**Action item:** An exact copy of every entry below is needed.

**Exercise inputs:**

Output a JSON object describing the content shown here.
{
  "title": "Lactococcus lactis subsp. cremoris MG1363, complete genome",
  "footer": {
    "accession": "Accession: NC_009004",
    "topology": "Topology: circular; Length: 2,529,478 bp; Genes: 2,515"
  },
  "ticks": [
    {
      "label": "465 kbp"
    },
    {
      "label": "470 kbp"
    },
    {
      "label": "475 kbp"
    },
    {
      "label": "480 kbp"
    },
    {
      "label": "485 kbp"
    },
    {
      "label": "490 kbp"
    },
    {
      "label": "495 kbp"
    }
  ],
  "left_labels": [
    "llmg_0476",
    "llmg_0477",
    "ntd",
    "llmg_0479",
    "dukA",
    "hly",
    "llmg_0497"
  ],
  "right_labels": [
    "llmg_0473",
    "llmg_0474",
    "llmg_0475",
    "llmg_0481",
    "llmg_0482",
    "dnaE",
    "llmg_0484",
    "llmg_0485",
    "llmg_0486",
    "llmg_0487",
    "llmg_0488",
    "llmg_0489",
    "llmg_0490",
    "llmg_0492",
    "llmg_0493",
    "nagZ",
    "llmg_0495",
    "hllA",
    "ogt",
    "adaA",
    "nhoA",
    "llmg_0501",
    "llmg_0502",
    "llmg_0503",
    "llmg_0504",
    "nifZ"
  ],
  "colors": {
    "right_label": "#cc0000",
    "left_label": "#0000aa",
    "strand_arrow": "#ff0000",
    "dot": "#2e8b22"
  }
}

**Task solution:**
Output a JSON object describing the content shown here.
{
  "title": "Lactococcus lactis subsp. cremoris MG1363, complete genome",
  "footer": {
    "accession": "Accession: NC_009004",
    "topology": "Topology: circular; Length: 2,529,478 bp; Genes: 2,515"
  },
  "ticks": [
    {
      "label": "465 kbp"
    },
    {
      "label": "470 kbp"
    },
    {
      "label": "475 kbp"
    },
    {
      "label": "480 kbp"
    },
    {
      "label": "485 kbp"
    },
    {
      "label": "490 kbp"
    },
    {
      "label": "495 kbp"
    }
  ],
  "left_labels": [
    "llmg_0476",
    "llmg_0477",
    "ntd",
    "llmg_0479",
    "dukA",
    "hly",
    "llmg_0497"
  ],
  "right_labels": [
    "llmg_0473",
    "llmg_0474",
    "llmg_0475",
    "llmg_0481",
    "llmg_0482",
    "dnaE",
    "llmg_0484",
    "llmg_0485",
    "llmg_0486",
    "llmg_0487",
    "llmg_0488",
    "llmg_0489",
    "llmg_0490",
    "llmg_0492",
    "llmg_0493",
    "nagZ",
    "llmg_0495",
    "hllA",
    "ogt",
    "adaA",
    "nhoA",
    "llmg_0501",
    "llmg_0502",
    "llmg_0503",
    "llmg_0504",
    "nifZ"
  ],
  "colors": {
    "right_label": "#cc0000",
    "left_label": "#0000aa",
    "strand_arrow": "#ff0000",
    "dot": "#2e8b22"
  }
}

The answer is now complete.